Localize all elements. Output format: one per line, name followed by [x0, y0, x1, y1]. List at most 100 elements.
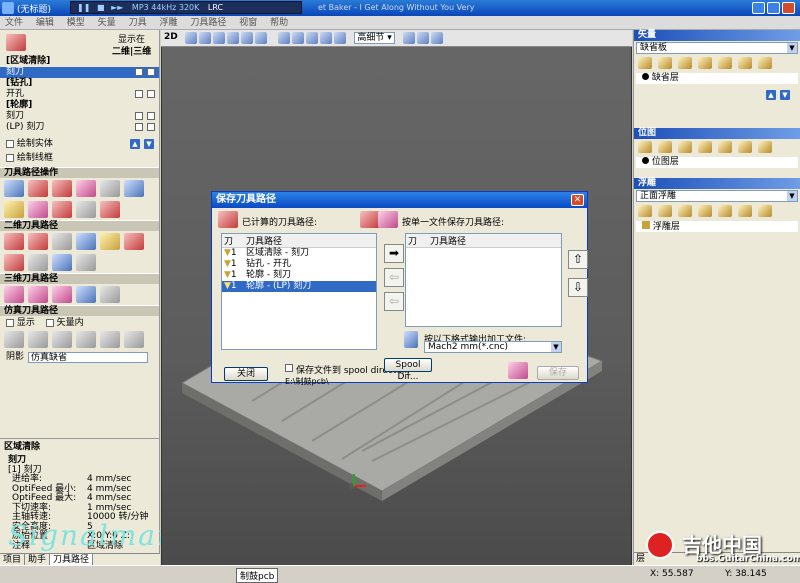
- new-bitmap-icon[interactable]: [638, 141, 652, 153]
- draw-wireframe-checkbox[interactable]: [6, 153, 14, 162]
- menu-tool[interactable]: 刀具: [124, 16, 152, 30]
- zoom-box-icon[interactable]: [226, 32, 239, 44]
- computed-toolpath-list[interactable]: 刀刀具路径 ▼1 区域清除 - 刻刀 ▼1 钻孔 - 开孔 ▼1 轮廓 - 刻刀 ▼1…: [221, 233, 377, 350]
- clear-relief-icon[interactable]: [738, 205, 752, 217]
- top-view-icon[interactable]: [292, 32, 305, 44]
- slot-icon[interactable]: [76, 254, 96, 271]
- delete-relief-icon[interactable]: [758, 205, 772, 217]
- taskbar-item[interactable]: 制鼓pcb: [236, 568, 279, 583]
- lrc-button[interactable]: LRC: [208, 3, 223, 12]
- relief-layer-select[interactable]: 正面浮雕 ▼: [636, 190, 798, 202]
- 3d-checkbox[interactable]: [147, 112, 155, 120]
- list-item[interactable]: ▼1 钻孔 - 开孔: [222, 259, 376, 270]
- sim-block-icon[interactable]: [76, 331, 96, 348]
- merge-layer-icon[interactable]: [718, 57, 732, 69]
- open-layer-icon[interactable]: [658, 57, 672, 69]
- bevel-icon[interactable]: [52, 254, 72, 271]
- stop-icon[interactable]: ■: [97, 3, 105, 12]
- vector-layer-item[interactable]: 缺省层: [636, 73, 798, 84]
- draw-solid-checkbox[interactable]: [6, 139, 14, 148]
- relief-layer-item[interactable]: 浮雕层: [636, 221, 798, 232]
- recalculate-icon[interactable]: [28, 180, 48, 197]
- zoom-fit-icon[interactable]: [240, 32, 253, 44]
- maximize-button[interactable]: [767, 2, 780, 14]
- pan-icon[interactable]: [184, 32, 197, 44]
- 2d-view-button[interactable]: 2D: [164, 32, 178, 42]
- move-up-button[interactable]: ▲: [130, 139, 140, 149]
- surface-icon[interactable]: [402, 32, 415, 44]
- calculate-icon[interactable]: [4, 180, 24, 197]
- shade-select[interactable]: 仿真缺省: [28, 352, 148, 363]
- open-bitmap-icon[interactable]: [658, 141, 672, 153]
- clear-bitmap-icon[interactable]: [738, 141, 752, 153]
- list-item[interactable]: ▼1 轮廓 - (LP) 刻刀: [222, 281, 376, 292]
- bitmap-layer-item[interactable]: 位图层: [636, 157, 798, 168]
- fix-icon[interactable]: [100, 201, 120, 218]
- feature-machining-icon[interactable]: [100, 286, 120, 303]
- light-icon[interactable]: [416, 32, 429, 44]
- copy-bitmap-icon[interactable]: [698, 141, 712, 153]
- copy-relief-icon[interactable]: [698, 205, 712, 217]
- toolpath-item[interactable]: 刻刀: [0, 67, 159, 78]
- fluting-icon[interactable]: [28, 254, 48, 271]
- 2d-checkbox[interactable]: [135, 123, 143, 131]
- chamfer-icon[interactable]: [4, 254, 24, 271]
- reorder-icon[interactable]: [76, 201, 96, 218]
- template-icon[interactable]: [52, 201, 72, 218]
- section-simulation[interactable]: 仿真刀具路径: [0, 305, 159, 316]
- material-icon[interactable]: [430, 32, 443, 44]
- minimize-button[interactable]: [752, 2, 765, 14]
- copy-layer-icon[interactable]: [698, 57, 712, 69]
- move-up-button[interactable]: ⇧: [568, 250, 588, 269]
- remove-all-button[interactable]: ⇦: [384, 292, 404, 311]
- move-up-button[interactable]: ▲: [766, 90, 776, 100]
- sim-color-icon[interactable]: [124, 331, 144, 348]
- save-button[interactable]: 保存: [537, 366, 579, 380]
- merge-bitmap-icon[interactable]: [718, 141, 732, 153]
- dialog-close-icon[interactable]: ✕: [571, 194, 584, 206]
- iso-view-icon[interactable]: [278, 32, 291, 44]
- zoom-prev-icon[interactable]: [254, 32, 267, 44]
- media-player-bar[interactable]: ❚❚ ■ ►► MP3 44kHz 320K LRC: [70, 1, 302, 14]
- clear-layer-icon[interactable]: [738, 57, 752, 69]
- 3d-checkbox[interactable]: [147, 90, 155, 98]
- sim-show-checkbox[interactable]: [6, 318, 14, 327]
- 2d-checkbox[interactable]: [135, 90, 143, 98]
- save-to-spool-checkbox[interactable]: [285, 364, 293, 372]
- single-file-list[interactable]: 刀 刀具路径: [405, 233, 562, 327]
- back-view-icon[interactable]: [334, 32, 347, 44]
- z-level-icon[interactable]: [52, 286, 72, 303]
- zoom-out-icon[interactable]: [212, 32, 225, 44]
- new-layer-icon[interactable]: [638, 57, 652, 69]
- open-relief-icon[interactable]: [658, 205, 672, 217]
- side-view-icon[interactable]: [320, 32, 333, 44]
- 2d-checkbox[interactable]: [135, 112, 143, 120]
- menu-toolpath[interactable]: 刀具路径: [185, 16, 231, 30]
- inlay-icon[interactable]: [124, 233, 144, 250]
- save-toolpath-icon[interactable]: [52, 180, 72, 197]
- list-item[interactable]: ▼1 轮廓 - 刻刀: [222, 270, 376, 281]
- section-3d[interactable]: 三维刀具路径: [0, 273, 159, 284]
- merge-relief-icon[interactable]: [718, 205, 732, 217]
- move-down-button[interactable]: ⇩: [568, 278, 588, 297]
- save-bitmap-icon[interactable]: [678, 141, 692, 153]
- delete-toolpath-icon[interactable]: [76, 180, 96, 197]
- toolpath-item[interactable]: 开孔: [0, 89, 159, 100]
- vcarve-icon[interactable]: [100, 233, 120, 250]
- toolpath-item[interactable]: (LP) 刻刀: [0, 122, 159, 133]
- format-select[interactable]: Mach2 mm(*.cnc) ▼: [424, 341, 562, 353]
- drill-icon[interactable]: [52, 233, 72, 250]
- toolpath-item[interactable]: 刻刀: [0, 111, 159, 122]
- zoom-in-icon[interactable]: [198, 32, 211, 44]
- sim-settings-icon[interactable]: [100, 331, 120, 348]
- 3d-finishing-icon[interactable]: [28, 286, 48, 303]
- engrave-icon[interactable]: [76, 233, 96, 250]
- remove-arrow-button[interactable]: ⇦: [384, 268, 404, 287]
- pause-icon[interactable]: ❚❚: [77, 3, 90, 12]
- sim-vector-checkbox[interactable]: [45, 318, 54, 327]
- add-arrow-button[interactable]: ➡: [384, 244, 404, 263]
- simulate-all-icon[interactable]: [4, 331, 24, 348]
- next-icon[interactable]: ►►: [111, 3, 123, 12]
- spool-dir-button[interactable]: Spool Dir...: [384, 358, 432, 382]
- save-layer-icon[interactable]: [678, 57, 692, 69]
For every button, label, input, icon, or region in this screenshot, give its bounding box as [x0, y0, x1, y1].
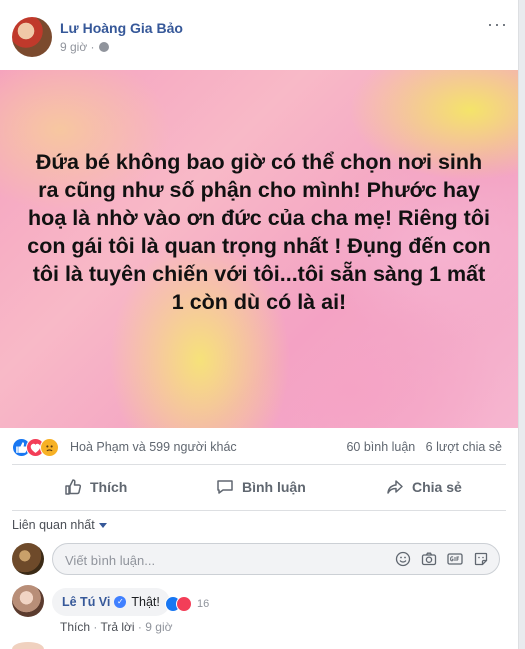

================================

*WHAT IS REQUIRED*:
Print the lines from the one holding "- new-bitmap-icon[interactable]: [638, 141, 652, 153]" through the one holding "- zoom-box-icon[interactable]: [226, 32, 239, 44]", both included, with no changes.

*RESPONSE*:
- new-bitmap-icon[interactable]: [638, 141, 652, 153]
- draw-wireframe-checkbox[interactable]: [6, 153, 14, 162]
- menu-tool[interactable]: 刀具: [124, 16, 152, 30]
- zoom-box-icon[interactable]: [226, 32, 239, 44]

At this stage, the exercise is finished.